#### EXERCISE TASK
From the listing below, pull each line that includes "this".

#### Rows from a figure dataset
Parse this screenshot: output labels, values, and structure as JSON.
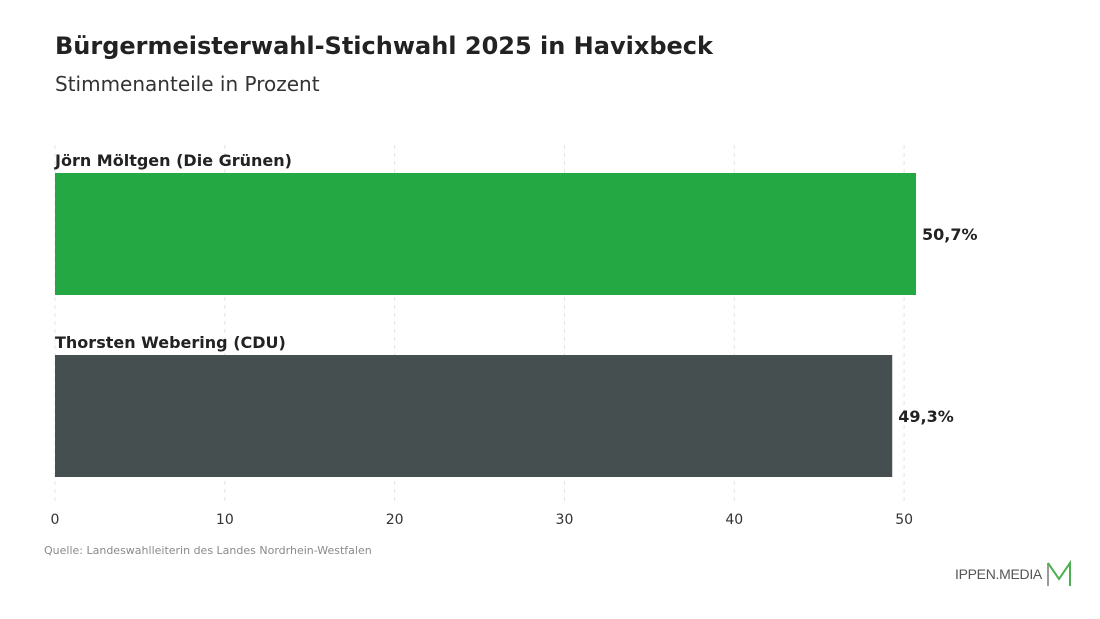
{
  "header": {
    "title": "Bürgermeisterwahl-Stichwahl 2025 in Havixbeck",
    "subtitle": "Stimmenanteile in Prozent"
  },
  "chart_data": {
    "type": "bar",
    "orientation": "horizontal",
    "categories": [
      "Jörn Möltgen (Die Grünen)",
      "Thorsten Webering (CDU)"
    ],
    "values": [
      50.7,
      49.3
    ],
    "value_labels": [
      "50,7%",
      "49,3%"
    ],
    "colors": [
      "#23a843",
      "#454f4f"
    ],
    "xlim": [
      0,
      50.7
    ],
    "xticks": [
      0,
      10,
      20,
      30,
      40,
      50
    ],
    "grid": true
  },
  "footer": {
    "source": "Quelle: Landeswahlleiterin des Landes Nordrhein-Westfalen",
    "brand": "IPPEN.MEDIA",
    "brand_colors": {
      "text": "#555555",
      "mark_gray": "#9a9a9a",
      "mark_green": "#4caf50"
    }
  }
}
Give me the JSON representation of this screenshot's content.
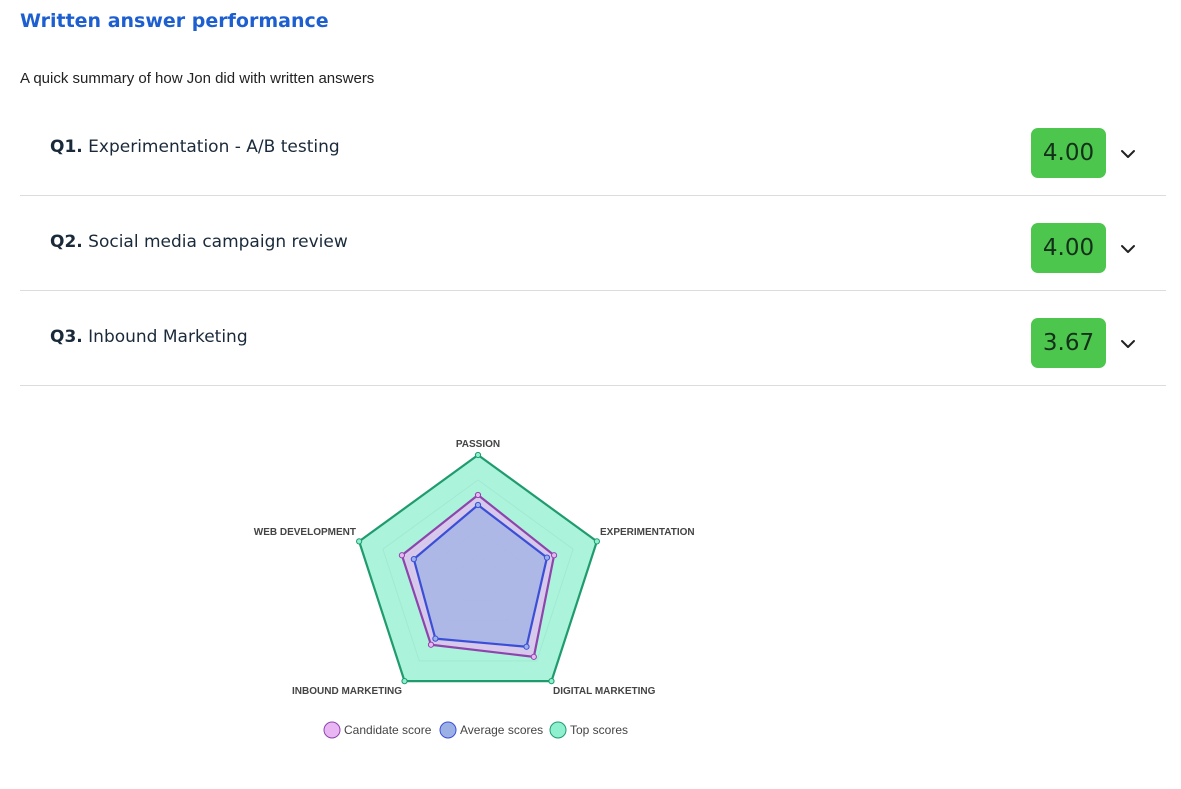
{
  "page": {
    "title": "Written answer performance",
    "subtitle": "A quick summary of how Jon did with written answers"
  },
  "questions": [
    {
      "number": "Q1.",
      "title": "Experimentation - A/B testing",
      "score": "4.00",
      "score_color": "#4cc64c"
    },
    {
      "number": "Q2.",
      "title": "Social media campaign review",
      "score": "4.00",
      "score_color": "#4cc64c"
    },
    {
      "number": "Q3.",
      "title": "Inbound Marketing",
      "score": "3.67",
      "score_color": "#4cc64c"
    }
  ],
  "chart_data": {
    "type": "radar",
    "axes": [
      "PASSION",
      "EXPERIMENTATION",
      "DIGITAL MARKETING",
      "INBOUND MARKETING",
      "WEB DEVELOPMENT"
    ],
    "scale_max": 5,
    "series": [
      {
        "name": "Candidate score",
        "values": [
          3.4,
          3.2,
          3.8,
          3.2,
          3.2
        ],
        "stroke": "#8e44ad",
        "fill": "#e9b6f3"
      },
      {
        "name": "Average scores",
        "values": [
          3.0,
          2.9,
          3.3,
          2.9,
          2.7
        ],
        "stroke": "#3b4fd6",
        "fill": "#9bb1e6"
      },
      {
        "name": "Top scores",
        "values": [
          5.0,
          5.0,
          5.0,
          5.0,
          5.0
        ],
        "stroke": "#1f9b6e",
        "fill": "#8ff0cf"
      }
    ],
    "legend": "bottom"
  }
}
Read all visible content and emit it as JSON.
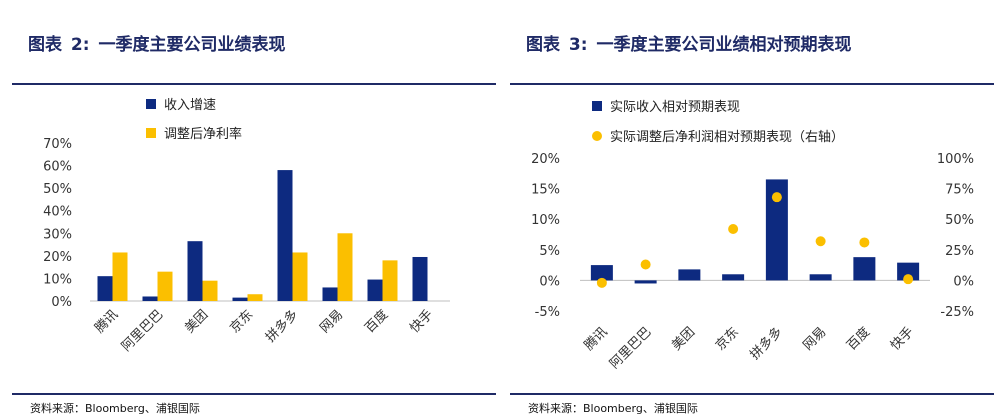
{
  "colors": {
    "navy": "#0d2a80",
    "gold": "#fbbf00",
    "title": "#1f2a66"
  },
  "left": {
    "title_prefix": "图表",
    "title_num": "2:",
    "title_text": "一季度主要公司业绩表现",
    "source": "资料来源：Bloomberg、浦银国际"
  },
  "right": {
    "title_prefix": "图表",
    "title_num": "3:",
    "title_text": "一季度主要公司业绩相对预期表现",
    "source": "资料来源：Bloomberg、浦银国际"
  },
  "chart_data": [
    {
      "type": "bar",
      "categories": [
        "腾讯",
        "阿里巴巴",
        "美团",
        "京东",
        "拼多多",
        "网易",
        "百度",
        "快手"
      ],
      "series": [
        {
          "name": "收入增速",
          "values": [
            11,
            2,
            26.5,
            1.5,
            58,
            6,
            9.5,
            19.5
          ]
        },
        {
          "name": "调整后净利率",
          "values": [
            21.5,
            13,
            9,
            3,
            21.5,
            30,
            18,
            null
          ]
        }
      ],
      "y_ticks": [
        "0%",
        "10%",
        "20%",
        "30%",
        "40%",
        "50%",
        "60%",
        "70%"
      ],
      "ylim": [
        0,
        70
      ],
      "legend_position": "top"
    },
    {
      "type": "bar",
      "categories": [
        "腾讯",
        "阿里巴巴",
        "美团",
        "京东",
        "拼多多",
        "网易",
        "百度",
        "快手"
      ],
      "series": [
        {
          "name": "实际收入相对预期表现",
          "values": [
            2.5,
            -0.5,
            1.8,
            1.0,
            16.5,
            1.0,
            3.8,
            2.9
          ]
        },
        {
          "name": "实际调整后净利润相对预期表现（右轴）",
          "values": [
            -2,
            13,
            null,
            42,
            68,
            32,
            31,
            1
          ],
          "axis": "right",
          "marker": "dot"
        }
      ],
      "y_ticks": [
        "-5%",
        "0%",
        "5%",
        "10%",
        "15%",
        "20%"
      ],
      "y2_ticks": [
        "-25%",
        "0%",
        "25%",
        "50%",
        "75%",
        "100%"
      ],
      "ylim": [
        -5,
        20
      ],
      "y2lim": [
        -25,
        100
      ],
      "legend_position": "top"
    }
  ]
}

#### RESPONSE
Parse this screenshot: output labels, values, and structure as JSON.
Give me the JSON representation of this screenshot's content.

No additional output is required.